--- Objective ---
Write out all the data again, exactly as it stands.

--- Data shown ---
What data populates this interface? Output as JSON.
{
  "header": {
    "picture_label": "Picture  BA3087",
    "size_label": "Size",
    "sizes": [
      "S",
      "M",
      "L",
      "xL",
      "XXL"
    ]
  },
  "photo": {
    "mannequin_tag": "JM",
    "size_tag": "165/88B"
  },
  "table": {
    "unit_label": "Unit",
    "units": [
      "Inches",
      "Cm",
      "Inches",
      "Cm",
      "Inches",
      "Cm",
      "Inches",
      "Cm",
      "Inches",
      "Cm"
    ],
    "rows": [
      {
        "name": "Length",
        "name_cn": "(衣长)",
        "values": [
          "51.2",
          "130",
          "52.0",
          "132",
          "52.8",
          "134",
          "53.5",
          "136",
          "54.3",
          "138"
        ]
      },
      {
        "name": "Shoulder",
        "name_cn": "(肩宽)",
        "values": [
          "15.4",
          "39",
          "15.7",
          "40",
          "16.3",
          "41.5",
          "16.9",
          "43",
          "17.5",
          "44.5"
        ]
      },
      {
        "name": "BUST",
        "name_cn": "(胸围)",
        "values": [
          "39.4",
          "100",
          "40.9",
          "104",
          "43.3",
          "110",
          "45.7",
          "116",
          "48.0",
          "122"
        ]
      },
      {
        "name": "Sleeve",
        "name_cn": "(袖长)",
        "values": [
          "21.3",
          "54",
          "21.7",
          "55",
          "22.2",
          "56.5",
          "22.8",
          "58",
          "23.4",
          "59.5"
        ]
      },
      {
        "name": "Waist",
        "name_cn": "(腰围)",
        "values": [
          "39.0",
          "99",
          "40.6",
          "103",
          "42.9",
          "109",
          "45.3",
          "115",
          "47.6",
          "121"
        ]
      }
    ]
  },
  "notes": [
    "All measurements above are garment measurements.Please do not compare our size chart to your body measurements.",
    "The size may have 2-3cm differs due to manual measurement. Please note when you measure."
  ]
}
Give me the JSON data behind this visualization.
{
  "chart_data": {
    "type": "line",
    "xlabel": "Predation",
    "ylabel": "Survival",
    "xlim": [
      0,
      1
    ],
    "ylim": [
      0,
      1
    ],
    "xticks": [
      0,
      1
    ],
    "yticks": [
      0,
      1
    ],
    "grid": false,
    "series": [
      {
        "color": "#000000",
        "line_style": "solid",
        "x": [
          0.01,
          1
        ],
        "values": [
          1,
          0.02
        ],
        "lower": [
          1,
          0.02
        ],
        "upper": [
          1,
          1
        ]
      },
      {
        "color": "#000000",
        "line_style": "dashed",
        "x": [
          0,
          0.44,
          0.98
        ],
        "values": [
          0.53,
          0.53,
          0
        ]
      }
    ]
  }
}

--- Response ---
What data populates this interface? Output as JSON.
{
  "header": {
    "picture_label": "Picture  BA3087",
    "size_label": "Size",
    "sizes": [
      "S",
      "M",
      "L",
      "xL",
      "XXL"
    ]
  },
  "photo": {
    "mannequin_tag": "JM",
    "size_tag": "165/88B"
  },
  "table": {
    "unit_label": "Unit",
    "units": [
      "Inches",
      "Cm",
      "Inches",
      "Cm",
      "Inches",
      "Cm",
      "Inches",
      "Cm",
      "Inches",
      "Cm"
    ],
    "rows": [
      {
        "name": "Length",
        "name_cn": "(衣长)",
        "values": [
          "51.2",
          "130",
          "52.0",
          "132",
          "52.8",
          "134",
          "53.5",
          "136",
          "54.3",
          "138"
        ]
      },
      {
        "name": "Shoulder",
        "name_cn": "(肩宽)",
        "values": [
          "15.4",
          "39",
          "15.7",
          "40",
          "16.3",
          "41.5",
          "16.9",
          "43",
          "17.5",
          "44.5"
        ]
      },
      {
        "name": "BUST",
        "name_cn": "(胸围)",
        "values": [
          "39.4",
          "100",
          "40.9",
          "104",
          "43.3",
          "110",
          "45.7",
          "116",
          "48.0",
          "122"
        ]
      },
      {
        "name": "Sleeve",
        "name_cn": "(袖长)",
        "values": [
          "21.3",
          "54",
          "21.7",
          "55",
          "22.2",
          "56.5",
          "22.8",
          "58",
          "23.4",
          "59.5"
        ]
      },
      {
        "name": "Waist",
        "name_cn": "(腰围)",
        "values": [
          "39.0",
          "99",
          "40.6",
          "103",
          "42.9",
          "109",
          "45.3",
          "115",
          "47.6",
          "121"
        ]
      }
    ]
  },
  "notes": [
    "All measurements above are garment measurements.Please do not compare our size chart to your body measurements.",
    "The size may have 2-3cm differs due to manual measurement. Please note when you measure."
  ]
}
Give me the JSON data behind this visualization.
{
  "chart_data": {
    "type": "line",
    "xlabel": "Predation",
    "ylabel": "Survival",
    "xlim": [
      0,
      1
    ],
    "ylim": [
      0,
      1
    ],
    "xticks": [
      0,
      1
    ],
    "yticks": [
      0,
      1
    ],
    "grid": false,
    "series": [
      {
        "color": "#000000",
        "line_style": "solid",
        "x": [
          0.01,
          1
        ],
        "values": [
          1,
          0.02
        ],
        "lower": [
          1,
          0.02
        ],
        "upper": [
          1,
          1
        ]
      },
      {
        "color": "#000000",
        "line_style": "dashed",
        "x": [
          0,
          0.44,
          0.98
        ],
        "values": [
          0.53,
          0.53,
          0
        ]
      }
    ]
  }
}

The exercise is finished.